Do not include the pictures; repeat the rest of the data exactly.
* START *
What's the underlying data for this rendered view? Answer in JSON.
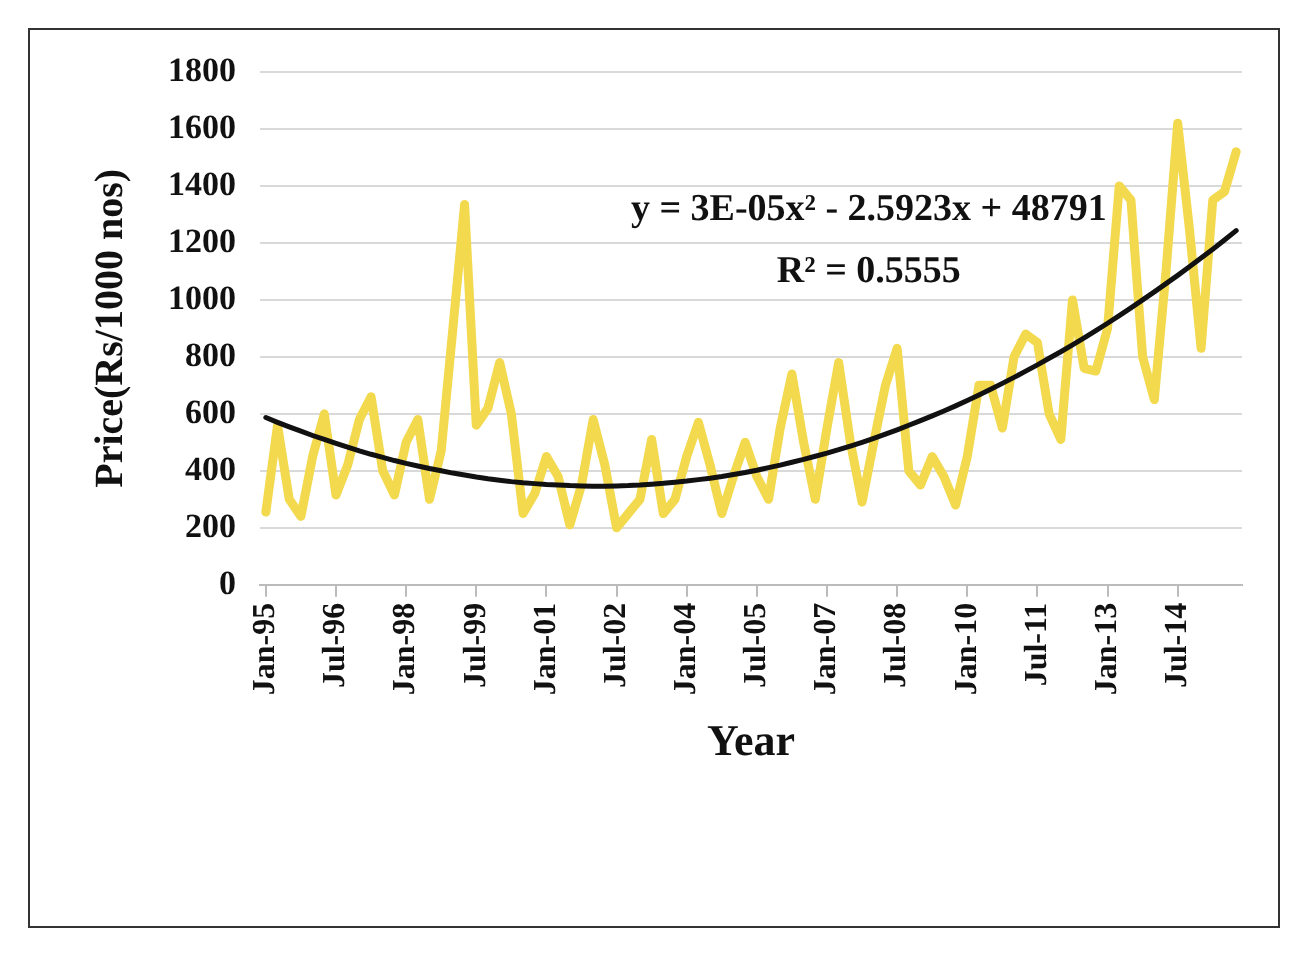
{
  "chart_data": {
    "type": "line",
    "xlabel": "Year",
    "ylabel": "Price(Rs/1000 nos)",
    "categories": [
      "Jan-95",
      null,
      null,
      null,
      null,
      null,
      "Jul-96",
      null,
      null,
      null,
      null,
      null,
      "Jan-98",
      null,
      null,
      null,
      null,
      null,
      "Jul-99",
      null,
      null,
      null,
      null,
      null,
      "Jan-01",
      null,
      null,
      null,
      null,
      null,
      "Jul-02",
      null,
      null,
      null,
      null,
      null,
      "Jan-04",
      null,
      null,
      null,
      null,
      null,
      "Jul-05",
      null,
      null,
      null,
      null,
      null,
      "Jan-07",
      null,
      null,
      null,
      null,
      null,
      "Jul-08",
      null,
      null,
      null,
      null,
      null,
      "Jan-10",
      null,
      null,
      null,
      null,
      null,
      "Jul-11",
      null,
      null,
      null,
      null,
      null,
      "Jan-13",
      null,
      null,
      null,
      null,
      null,
      "Jul-14",
      null,
      null,
      null,
      null,
      null
    ],
    "series": [
      {
        "color": "#f3d94e",
        "values": [
          255,
          560,
          300,
          240,
          450,
          600,
          315,
          420,
          580,
          660,
          400,
          315,
          500,
          580,
          300,
          470,
          900,
          1335,
          560,
          620,
          780,
          600,
          250,
          320,
          450,
          380,
          210,
          350,
          580,
          420,
          200,
          250,
          300,
          510,
          250,
          300,
          450,
          570,
          420,
          250,
          380,
          500,
          380,
          300,
          550,
          740,
          500,
          300,
          550,
          780,
          500,
          290,
          500,
          700,
          830,
          400,
          350,
          450,
          380,
          280,
          450,
          700,
          700,
          550,
          800,
          880,
          850,
          600,
          510,
          1000,
          760,
          750,
          900,
          1400,
          1350,
          800,
          650,
          1100,
          1620,
          1250,
          830,
          1350,
          1380,
          1520
        ]
      },
      {
        "color": "#111111",
        "values": [
          587,
          570,
          554,
          539,
          524,
          510,
          496,
          483,
          470,
          458,
          447,
          436,
          426,
          417,
          408,
          400,
          392,
          385,
          378,
          372,
          367,
          362,
          358,
          355,
          352,
          350,
          348,
          347,
          346,
          346,
          347,
          348,
          350,
          353,
          356,
          360,
          364,
          369,
          374,
          380,
          387,
          394,
          402,
          411,
          420,
          430,
          440,
          451,
          462,
          474,
          487,
          500,
          514,
          529,
          544,
          560,
          576,
          593,
          610,
          628,
          647,
          666,
          686,
          707,
          728,
          750,
          772,
          795,
          818,
          842,
          867,
          892,
          918,
          945,
          972,
          1000,
          1028,
          1057,
          1086,
          1116,
          1147,
          1178,
          1210,
          1243
        ]
      }
    ],
    "ylim": [
      0,
      1800
    ],
    "yticks": [
      0,
      200,
      400,
      600,
      800,
      1000,
      1200,
      1400,
      1600,
      1800
    ],
    "grid": "y",
    "legend": false,
    "marker": "none",
    "annotations": [
      "y = 3E-05x² - 2.5923x + 48791",
      "R² = 0.5555"
    ]
  }
}
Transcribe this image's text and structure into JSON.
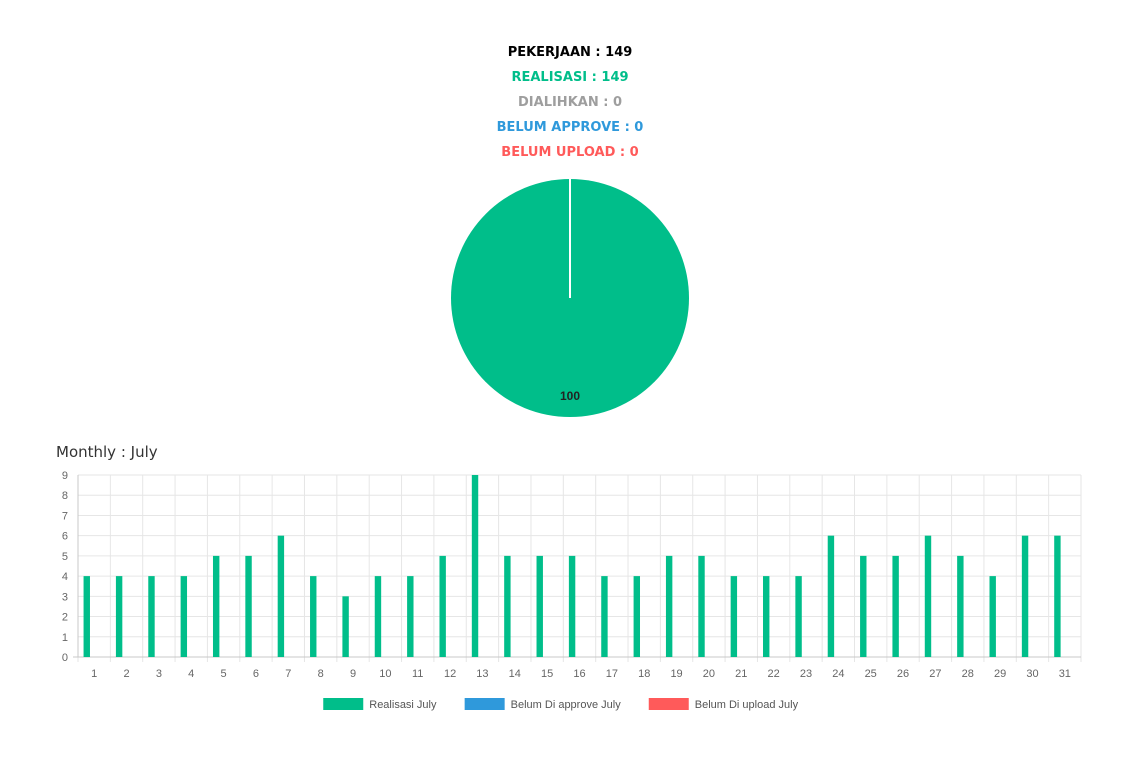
* END *
- [Task answer]:
What's the underlying data for this rendered view? Answer in JSON.
{
  "chart_data": {
    "type": "line",
    "xlabel": "Year",
    "ylabel": "Price(Rs/1000 nos)",
    "categories": [
      "Jan-95",
      null,
      null,
      null,
      null,
      null,
      "Jul-96",
      null,
      null,
      null,
      null,
      null,
      "Jan-98",
      null,
      null,
      null,
      null,
      null,
      "Jul-99",
      null,
      null,
      null,
      null,
      null,
      "Jan-01",
      null,
      null,
      null,
      null,
      null,
      "Jul-02",
      null,
      null,
      null,
      null,
      null,
      "Jan-04",
      null,
      null,
      null,
      null,
      null,
      "Jul-05",
      null,
      null,
      null,
      null,
      null,
      "Jan-07",
      null,
      null,
      null,
      null,
      null,
      "Jul-08",
      null,
      null,
      null,
      null,
      null,
      "Jan-10",
      null,
      null,
      null,
      null,
      null,
      "Jul-11",
      null,
      null,
      null,
      null,
      null,
      "Jan-13",
      null,
      null,
      null,
      null,
      null,
      "Jul-14",
      null,
      null,
      null,
      null,
      null
    ],
    "series": [
      {
        "color": "#f3d94e",
        "values": [
          255,
          560,
          300,
          240,
          450,
          600,
          315,
          420,
          580,
          660,
          400,
          315,
          500,
          580,
          300,
          470,
          900,
          1335,
          560,
          620,
          780,
          600,
          250,
          320,
          450,
          380,
          210,
          350,
          580,
          420,
          200,
          250,
          300,
          510,
          250,
          300,
          450,
          570,
          420,
          250,
          380,
          500,
          380,
          300,
          550,
          740,
          500,
          300,
          550,
          780,
          500,
          290,
          500,
          700,
          830,
          400,
          350,
          450,
          380,
          280,
          450,
          700,
          700,
          550,
          800,
          880,
          850,
          600,
          510,
          1000,
          760,
          750,
          900,
          1400,
          1350,
          800,
          650,
          1100,
          1620,
          1250,
          830,
          1350,
          1380,
          1520
        ]
      },
      {
        "color": "#111111",
        "values": [
          587,
          570,
          554,
          539,
          524,
          510,
          496,
          483,
          470,
          458,
          447,
          436,
          426,
          417,
          408,
          400,
          392,
          385,
          378,
          372,
          367,
          362,
          358,
          355,
          352,
          350,
          348,
          347,
          346,
          346,
          347,
          348,
          350,
          353,
          356,
          360,
          364,
          369,
          374,
          380,
          387,
          394,
          402,
          411,
          420,
          430,
          440,
          451,
          462,
          474,
          487,
          500,
          514,
          529,
          544,
          560,
          576,
          593,
          610,
          628,
          647,
          666,
          686,
          707,
          728,
          750,
          772,
          795,
          818,
          842,
          867,
          892,
          918,
          945,
          972,
          1000,
          1028,
          1057,
          1086,
          1116,
          1147,
          1178,
          1210,
          1243
        ]
      }
    ],
    "ylim": [
      0,
      1800
    ],
    "yticks": [
      0,
      200,
      400,
      600,
      800,
      1000,
      1200,
      1400,
      1600,
      1800
    ],
    "grid": "y",
    "legend": false,
    "marker": "none",
    "annotations": [
      "y = 3E-05x² - 2.5923x + 48791",
      "R² = 0.5555"
    ]
  }
}
Transcribe this image's text and structure into JSON.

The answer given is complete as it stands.